◆ Passage to read
* Start *

The nature of the current technological infrastructure, which makes the production and distribution of energy possible, does not permit us to talk about P2P production in the same way as in the sphere of immaterial production. Technological restrictions, such as limited diminution in relation to performance, the relatively high costs for the acquisition of energy producing equipment, as well as the presence of a hierarchical distribution network of one–way energy flows from big producers to small or bigger consumers, create barriers. Although the horizon for the transgression of these barriers is starting to become visible, it is not imminent: today, it is necessary to plan and effectuate transitional and applicable solutions. Thus, with contemporary limitations, P2P energy production can be described as the organization of distributed production systems that are interconnected with a network:

- that permits energy flows from many to many, - that is based on the voluntary participation of independent individual producers, households or communities, - who ideally use renewable sources safeguarding this way a long term sustainability and ecological balance.

Distributed energy production is characterized by multiple advantages. From a strategic point of view, it ensures security (the destruction or malfunction of centralised infrastructures paralyses economical activity) but is also more effective in facing the strategic dangers posed by climate change. First, because it creates a geographically distributed backbone of production activity that deters the depopulation of the countryside, and then because it is friendlier to the environment. The distributed architecture creates multiple and geographically dispersed positions of dependent work and self–employment in comparison with the concentrative one. Individual producers and communities of producers adopt a more responsible attitude towards the environment in respect to energy consumption and saving, when they are self-producers and partner managers of their energy sources; it is to their own interest to adopt softer technologies environmentally wise, since they suffer directly by the environmental impacts of their choices.

* End *

◆ Tasks to perform
1. Rewrite the passage on peer-to-peer energy production between "- that permits" and "and ecological balance.", inclusive, with "renewable sources" changed to "clean sources".
2. Carry on the passage on peer-to-peer energy production from the point where it stops.
The data has nothing to do with the passage on peer-to-peer energy production.

◆ Data extract
* Start *

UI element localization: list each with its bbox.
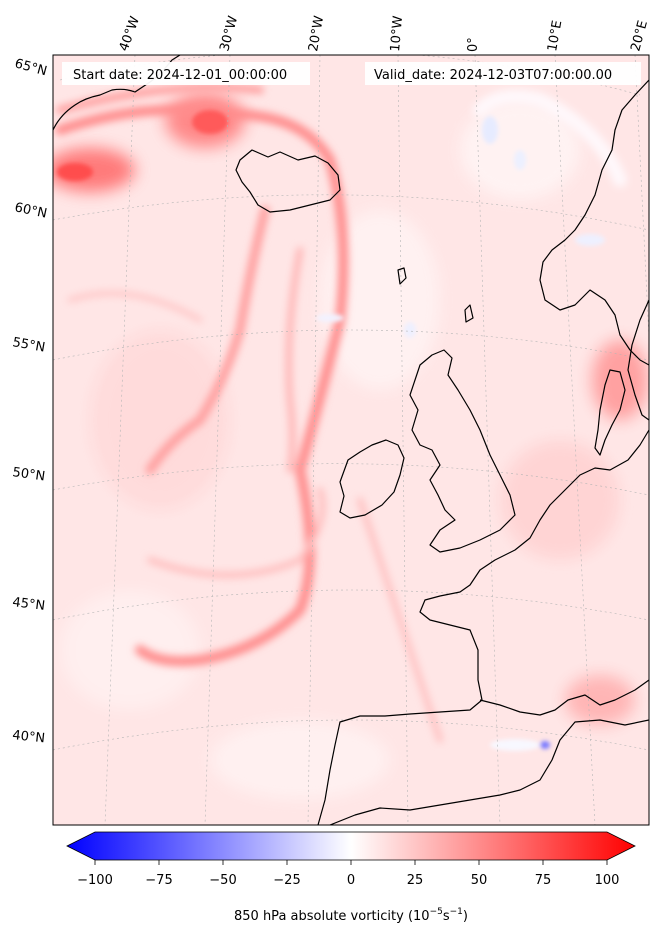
colorbar-tick-label: 25 bbox=[407, 873, 424, 888]
colorbar-ticks: −100 −75 −50 −25 0 25 50 75 100 bbox=[77, 860, 619, 888]
colorbar-tick-label: −75 bbox=[145, 873, 172, 888]
valid-date-box bbox=[365, 62, 641, 85]
coast-denmark bbox=[594, 369, 626, 456]
colorbar-tick-label: 100 bbox=[595, 873, 620, 888]
lon-label-10w: 10°W bbox=[388, 15, 406, 52]
valid-date-label: Valid_date: 2024-12-03T07:00:00.00 bbox=[374, 68, 612, 83]
lon-label-10e: 10°E bbox=[545, 19, 565, 52]
coast-sweden bbox=[627, 299, 649, 421]
longitude-labels: 40°W 30°W 20°W 10°W 0° 10°E 20°E bbox=[117, 14, 651, 53]
coast-faroe bbox=[464, 304, 474, 323]
lat-label-45n: 45°N bbox=[12, 595, 46, 614]
colorbar-bar bbox=[66, 831, 636, 861]
graticule bbox=[53, 55, 649, 825]
map-panel bbox=[53, 55, 649, 825]
lon-label-30w: 30°W bbox=[217, 14, 241, 53]
start-date-label: Start date: 2024-12-01_00:00:00 bbox=[73, 68, 287, 83]
lon-label-20e: 20°E bbox=[628, 19, 651, 53]
colorbar-tick-label: −100 bbox=[77, 873, 113, 888]
colorbar-tick-label: −50 bbox=[209, 873, 236, 888]
coast-iceland bbox=[235, 149, 341, 213]
colorbar-tick-label: 50 bbox=[471, 873, 488, 888]
vorticity-field bbox=[53, 83, 648, 800]
coast-mediterranean bbox=[479, 679, 649, 716]
lon-label-20w: 20°W bbox=[306, 15, 327, 53]
header-labels: Start date: 2024-12-01_00:00:00 Valid_da… bbox=[62, 62, 641, 85]
colorbar-tick-label: 0 bbox=[347, 873, 355, 888]
coast-ireland bbox=[339, 439, 405, 519]
coast-continent-west bbox=[317, 429, 649, 825]
coast-norway bbox=[539, 79, 649, 366]
lat-label-55n: 55°N bbox=[11, 335, 46, 355]
colorbar-tick-label: −25 bbox=[273, 873, 300, 888]
lat-label-40n: 40°N bbox=[12, 728, 46, 746]
map-frame bbox=[52, 54, 650, 826]
coastlines bbox=[53, 55, 649, 825]
latitude-labels: 65°N 60°N 55°N 50°N 45°N 40°N bbox=[11, 56, 48, 746]
lat-label-50n: 50°N bbox=[11, 465, 46, 484]
start-date-box bbox=[62, 62, 310, 85]
lon-label-40w: 40°W bbox=[117, 14, 143, 53]
lon-label-0: 0° bbox=[466, 37, 481, 52]
coast-africa bbox=[329, 719, 649, 825]
coast-great-britain bbox=[409, 349, 516, 553]
coast-shetland bbox=[397, 267, 407, 285]
lat-label-65n: 65°N bbox=[13, 56, 49, 79]
colorbar-label: 850 hPa absolute vorticity (10−5s−1) bbox=[234, 907, 468, 924]
lat-label-60n: 60°N bbox=[13, 200, 48, 221]
colorbar: −100 −75 −50 −25 0 25 50 75 100 850 hPa absolute… bbox=[66, 831, 636, 924]
colorbar-tick-label: 75 bbox=[535, 873, 552, 888]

* End *

◆ Results for the exercise
1.
- that permits energy flows from many to many, - that is based on the voluntary participation of independent individual producers, households or communities, - who ideally use clean sources safeguarding this way a long term sustainability and ecological balance.

2.
P2P production can overcome the problem of the absence of social approval for energy investments by local societies, a result of the justified distrust with which the plans of the would-be “green energy squires” are treated. In distributed production the main bulk of energy flows is achieved in the interior of local networks by saving the energy that is lost during transmission and by reducing the needs for investments on upgrading the networks’ capacity. The interconnection of the electrical network with the internet permits the formation of smart local networks, where energy demands can be adapted to production, minimizing thus the needs for storing that ultimately reduce energy performance.

The defenders of the current architecture invoke techno-economic arguments such as the high (today) financial performance of concentrative system of electricity production. In these estimates the real cost is obscured, while the negative impacts on society, on the environment, and on future generations are not counted in and remain “external” to the capital performance. We, therefore, have to invent new indexes that will incorporate the real costs for the society and the environment. For the next years the production of energy will remain an important field of economic activity in the context of the market, so that cost issues will continue to have an incumbent influence on the transition strategies. In the medium term, the two architectures will develop coinstantaneously, repudiating and, at the same time, complementing each other.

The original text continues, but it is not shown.